[Extracts from a graphics dataset]

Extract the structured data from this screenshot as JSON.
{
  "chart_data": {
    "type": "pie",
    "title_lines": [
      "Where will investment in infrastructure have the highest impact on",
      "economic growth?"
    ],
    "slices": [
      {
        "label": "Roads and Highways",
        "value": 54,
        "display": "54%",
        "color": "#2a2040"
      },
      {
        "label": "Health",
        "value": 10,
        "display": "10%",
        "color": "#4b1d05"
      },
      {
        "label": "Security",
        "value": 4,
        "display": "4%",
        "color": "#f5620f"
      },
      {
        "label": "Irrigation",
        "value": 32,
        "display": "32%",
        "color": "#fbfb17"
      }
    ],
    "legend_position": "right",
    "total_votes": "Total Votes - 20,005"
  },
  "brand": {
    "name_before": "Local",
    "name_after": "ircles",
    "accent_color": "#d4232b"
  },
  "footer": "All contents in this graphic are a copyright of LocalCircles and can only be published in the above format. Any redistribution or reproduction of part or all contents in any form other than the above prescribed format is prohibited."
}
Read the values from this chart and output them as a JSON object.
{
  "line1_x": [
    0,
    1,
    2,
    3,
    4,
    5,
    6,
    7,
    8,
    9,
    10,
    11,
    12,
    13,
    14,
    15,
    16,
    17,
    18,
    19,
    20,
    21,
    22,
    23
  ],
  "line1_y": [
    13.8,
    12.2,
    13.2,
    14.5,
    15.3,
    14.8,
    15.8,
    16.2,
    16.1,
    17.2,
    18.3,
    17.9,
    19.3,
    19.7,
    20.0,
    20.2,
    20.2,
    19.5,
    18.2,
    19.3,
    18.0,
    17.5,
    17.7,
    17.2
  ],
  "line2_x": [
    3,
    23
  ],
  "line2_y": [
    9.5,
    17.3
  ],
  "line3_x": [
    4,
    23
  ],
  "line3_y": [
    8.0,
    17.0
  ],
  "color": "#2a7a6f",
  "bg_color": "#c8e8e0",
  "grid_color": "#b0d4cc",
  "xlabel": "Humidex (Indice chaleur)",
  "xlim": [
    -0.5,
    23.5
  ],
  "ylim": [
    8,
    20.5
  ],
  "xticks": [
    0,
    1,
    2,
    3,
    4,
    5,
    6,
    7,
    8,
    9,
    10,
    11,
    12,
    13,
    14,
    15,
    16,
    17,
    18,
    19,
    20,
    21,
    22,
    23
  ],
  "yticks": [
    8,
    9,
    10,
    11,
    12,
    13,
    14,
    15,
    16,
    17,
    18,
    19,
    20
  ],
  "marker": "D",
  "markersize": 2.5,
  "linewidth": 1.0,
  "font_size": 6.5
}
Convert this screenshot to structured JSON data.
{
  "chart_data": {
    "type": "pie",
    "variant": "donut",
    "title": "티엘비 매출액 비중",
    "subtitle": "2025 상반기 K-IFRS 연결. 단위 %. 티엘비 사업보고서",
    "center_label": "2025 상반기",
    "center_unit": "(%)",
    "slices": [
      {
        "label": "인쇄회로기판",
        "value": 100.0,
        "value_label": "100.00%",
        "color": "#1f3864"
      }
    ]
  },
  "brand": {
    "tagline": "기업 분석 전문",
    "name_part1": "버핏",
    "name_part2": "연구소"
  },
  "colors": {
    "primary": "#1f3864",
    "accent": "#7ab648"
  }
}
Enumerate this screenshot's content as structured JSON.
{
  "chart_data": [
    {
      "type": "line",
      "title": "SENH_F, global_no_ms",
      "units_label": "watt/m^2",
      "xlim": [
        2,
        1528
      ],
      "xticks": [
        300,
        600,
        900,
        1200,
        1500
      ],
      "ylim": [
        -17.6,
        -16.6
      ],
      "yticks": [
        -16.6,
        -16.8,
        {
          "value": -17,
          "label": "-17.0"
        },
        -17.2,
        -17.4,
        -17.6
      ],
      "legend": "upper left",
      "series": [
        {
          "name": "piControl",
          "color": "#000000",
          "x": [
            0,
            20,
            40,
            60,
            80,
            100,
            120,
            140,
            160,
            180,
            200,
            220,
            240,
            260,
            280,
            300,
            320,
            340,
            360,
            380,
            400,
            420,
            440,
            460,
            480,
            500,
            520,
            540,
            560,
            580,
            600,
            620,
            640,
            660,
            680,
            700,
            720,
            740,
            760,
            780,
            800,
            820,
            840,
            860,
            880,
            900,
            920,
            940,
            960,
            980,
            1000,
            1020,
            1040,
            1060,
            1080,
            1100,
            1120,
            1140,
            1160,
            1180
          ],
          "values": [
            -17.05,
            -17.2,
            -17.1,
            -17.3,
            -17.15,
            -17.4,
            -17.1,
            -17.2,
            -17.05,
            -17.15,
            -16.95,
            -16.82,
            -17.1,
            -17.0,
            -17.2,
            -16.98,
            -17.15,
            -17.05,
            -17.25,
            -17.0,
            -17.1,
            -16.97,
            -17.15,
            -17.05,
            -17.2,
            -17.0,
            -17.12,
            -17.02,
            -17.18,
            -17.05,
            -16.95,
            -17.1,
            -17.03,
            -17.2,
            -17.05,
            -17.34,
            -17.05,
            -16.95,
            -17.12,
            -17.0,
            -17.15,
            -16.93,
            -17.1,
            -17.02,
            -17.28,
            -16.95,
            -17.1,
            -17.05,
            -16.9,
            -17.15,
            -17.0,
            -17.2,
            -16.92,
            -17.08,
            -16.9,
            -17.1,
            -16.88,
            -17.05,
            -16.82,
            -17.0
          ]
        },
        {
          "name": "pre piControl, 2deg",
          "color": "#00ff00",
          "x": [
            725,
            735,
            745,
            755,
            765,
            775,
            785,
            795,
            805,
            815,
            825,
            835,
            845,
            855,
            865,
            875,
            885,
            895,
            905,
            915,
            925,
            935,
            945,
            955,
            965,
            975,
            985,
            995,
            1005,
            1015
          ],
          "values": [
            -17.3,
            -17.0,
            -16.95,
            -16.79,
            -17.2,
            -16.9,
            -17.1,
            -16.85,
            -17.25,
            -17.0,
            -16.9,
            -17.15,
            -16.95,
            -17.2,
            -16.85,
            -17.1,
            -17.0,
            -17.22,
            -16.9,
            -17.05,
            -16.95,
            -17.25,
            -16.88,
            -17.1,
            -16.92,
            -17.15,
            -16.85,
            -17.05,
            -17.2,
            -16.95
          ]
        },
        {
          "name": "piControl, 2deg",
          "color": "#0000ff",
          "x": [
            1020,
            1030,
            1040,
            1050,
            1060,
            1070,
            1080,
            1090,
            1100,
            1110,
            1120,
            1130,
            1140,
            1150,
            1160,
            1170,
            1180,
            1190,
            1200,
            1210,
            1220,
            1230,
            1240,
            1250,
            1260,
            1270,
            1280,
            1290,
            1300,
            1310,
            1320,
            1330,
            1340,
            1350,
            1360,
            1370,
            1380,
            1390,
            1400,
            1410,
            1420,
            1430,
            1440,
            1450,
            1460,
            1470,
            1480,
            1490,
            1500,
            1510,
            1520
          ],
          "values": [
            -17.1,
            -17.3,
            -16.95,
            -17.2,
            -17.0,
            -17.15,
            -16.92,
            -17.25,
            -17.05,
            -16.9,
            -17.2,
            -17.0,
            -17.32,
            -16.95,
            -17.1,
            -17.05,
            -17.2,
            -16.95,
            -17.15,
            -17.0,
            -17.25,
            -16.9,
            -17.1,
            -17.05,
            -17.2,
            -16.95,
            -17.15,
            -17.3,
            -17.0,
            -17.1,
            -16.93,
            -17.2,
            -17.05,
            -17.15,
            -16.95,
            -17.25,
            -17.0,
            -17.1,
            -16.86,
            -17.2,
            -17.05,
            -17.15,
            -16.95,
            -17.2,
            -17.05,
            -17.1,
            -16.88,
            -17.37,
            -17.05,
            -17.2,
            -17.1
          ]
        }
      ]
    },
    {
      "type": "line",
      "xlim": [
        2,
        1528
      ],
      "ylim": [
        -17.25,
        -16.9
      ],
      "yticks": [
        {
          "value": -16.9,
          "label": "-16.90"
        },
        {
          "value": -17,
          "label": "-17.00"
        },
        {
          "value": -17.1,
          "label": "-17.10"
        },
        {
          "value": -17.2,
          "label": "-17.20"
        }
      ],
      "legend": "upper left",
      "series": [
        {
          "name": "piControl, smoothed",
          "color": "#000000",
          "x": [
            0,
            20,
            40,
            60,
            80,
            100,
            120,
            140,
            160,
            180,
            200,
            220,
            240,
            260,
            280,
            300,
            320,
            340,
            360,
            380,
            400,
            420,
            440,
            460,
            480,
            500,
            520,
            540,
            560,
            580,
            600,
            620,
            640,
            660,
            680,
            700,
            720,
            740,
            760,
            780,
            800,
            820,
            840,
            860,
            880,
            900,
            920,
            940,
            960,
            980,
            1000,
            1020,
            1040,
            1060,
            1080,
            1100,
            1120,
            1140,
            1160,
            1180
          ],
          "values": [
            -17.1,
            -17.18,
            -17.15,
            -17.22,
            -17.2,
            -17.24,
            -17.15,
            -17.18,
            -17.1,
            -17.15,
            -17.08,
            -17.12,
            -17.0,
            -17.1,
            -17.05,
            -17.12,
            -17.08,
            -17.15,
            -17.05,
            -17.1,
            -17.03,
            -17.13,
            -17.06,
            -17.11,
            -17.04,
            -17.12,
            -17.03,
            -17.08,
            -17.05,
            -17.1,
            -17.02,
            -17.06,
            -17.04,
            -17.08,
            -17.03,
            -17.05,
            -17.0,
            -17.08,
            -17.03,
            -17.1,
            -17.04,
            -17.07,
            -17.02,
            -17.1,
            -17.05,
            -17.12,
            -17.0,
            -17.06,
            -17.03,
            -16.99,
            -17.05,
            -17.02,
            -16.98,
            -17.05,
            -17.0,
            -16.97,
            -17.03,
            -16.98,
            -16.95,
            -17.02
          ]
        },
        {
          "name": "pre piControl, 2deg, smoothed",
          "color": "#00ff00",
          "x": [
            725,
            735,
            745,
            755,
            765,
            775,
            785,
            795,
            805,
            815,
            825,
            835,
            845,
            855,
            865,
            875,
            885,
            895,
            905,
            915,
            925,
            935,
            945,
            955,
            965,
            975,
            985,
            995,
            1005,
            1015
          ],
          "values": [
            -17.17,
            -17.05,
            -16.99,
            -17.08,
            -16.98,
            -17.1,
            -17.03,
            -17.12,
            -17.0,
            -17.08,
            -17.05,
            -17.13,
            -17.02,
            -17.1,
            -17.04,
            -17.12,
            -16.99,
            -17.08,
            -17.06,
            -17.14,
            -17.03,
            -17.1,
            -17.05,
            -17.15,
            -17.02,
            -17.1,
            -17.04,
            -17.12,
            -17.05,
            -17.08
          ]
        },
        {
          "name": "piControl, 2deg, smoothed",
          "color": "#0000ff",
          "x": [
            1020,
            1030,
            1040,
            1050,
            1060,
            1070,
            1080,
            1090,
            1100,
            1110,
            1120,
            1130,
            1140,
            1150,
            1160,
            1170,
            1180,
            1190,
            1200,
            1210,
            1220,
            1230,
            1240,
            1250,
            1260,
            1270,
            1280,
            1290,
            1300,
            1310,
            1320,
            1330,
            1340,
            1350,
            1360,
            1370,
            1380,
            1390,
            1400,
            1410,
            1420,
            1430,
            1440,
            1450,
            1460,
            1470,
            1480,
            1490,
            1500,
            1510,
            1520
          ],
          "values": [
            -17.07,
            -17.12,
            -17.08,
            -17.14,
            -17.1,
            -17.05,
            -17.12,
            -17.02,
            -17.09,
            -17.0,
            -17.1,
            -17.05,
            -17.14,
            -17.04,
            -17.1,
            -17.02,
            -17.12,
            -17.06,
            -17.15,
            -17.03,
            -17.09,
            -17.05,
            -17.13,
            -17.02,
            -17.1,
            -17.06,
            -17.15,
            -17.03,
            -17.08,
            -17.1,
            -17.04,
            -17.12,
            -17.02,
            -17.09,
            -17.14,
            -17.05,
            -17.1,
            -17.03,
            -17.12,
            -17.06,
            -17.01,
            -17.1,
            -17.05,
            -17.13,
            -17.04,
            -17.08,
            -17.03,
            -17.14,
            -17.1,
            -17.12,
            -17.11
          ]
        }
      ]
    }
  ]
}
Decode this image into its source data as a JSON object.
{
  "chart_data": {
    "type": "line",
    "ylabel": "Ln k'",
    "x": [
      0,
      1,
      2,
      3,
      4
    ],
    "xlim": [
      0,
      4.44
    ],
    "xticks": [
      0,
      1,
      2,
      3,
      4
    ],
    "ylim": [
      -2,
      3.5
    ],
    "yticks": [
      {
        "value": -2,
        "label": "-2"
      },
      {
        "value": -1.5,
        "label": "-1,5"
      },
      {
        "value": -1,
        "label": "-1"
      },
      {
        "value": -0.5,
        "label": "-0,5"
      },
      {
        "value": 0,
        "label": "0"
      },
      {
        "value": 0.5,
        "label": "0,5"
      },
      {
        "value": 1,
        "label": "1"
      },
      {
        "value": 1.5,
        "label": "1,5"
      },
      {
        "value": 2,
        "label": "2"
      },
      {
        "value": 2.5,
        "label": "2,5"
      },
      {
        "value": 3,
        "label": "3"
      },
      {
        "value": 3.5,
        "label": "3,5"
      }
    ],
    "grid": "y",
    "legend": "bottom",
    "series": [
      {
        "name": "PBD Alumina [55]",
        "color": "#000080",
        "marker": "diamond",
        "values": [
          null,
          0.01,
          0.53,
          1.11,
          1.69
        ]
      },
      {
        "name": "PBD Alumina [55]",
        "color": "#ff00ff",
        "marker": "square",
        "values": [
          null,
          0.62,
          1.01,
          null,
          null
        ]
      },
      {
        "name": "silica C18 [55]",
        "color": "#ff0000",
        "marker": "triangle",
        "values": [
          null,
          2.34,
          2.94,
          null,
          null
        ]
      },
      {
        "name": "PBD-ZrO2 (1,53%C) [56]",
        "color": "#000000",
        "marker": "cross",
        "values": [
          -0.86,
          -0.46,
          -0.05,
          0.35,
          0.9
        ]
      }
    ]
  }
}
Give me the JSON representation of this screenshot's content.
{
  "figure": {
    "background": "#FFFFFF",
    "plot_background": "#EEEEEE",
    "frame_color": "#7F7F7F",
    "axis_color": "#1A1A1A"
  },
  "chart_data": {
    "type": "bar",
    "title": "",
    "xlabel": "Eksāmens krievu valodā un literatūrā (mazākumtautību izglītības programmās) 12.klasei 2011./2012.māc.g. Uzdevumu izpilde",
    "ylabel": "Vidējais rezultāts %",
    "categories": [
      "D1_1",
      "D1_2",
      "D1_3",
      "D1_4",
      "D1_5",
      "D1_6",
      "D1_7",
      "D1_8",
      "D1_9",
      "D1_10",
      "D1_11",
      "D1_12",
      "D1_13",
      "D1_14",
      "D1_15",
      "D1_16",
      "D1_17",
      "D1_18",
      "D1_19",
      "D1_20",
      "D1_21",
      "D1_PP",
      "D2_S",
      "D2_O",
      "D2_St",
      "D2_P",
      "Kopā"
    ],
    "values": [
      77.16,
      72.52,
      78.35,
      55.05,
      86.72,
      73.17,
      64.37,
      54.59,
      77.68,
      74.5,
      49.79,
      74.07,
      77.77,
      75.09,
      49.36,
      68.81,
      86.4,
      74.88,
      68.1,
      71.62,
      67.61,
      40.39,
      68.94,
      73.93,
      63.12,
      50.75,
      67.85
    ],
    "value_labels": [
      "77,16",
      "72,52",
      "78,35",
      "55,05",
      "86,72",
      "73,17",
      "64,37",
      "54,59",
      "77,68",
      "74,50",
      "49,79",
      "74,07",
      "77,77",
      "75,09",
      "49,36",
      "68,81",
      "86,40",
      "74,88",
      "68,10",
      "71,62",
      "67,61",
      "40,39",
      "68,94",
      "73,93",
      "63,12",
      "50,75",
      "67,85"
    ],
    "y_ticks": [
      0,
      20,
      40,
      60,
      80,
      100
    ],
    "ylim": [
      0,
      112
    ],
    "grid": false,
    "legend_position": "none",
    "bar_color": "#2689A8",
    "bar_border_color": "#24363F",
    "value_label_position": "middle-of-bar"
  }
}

=== Work to complete ===
Search the listing for the word "ylabel". Copy every line in which it occurs.

=== Completed exercise ===
    "ylabel": "Ln k'",
    "ylabel": "Vidējais rezultāts %",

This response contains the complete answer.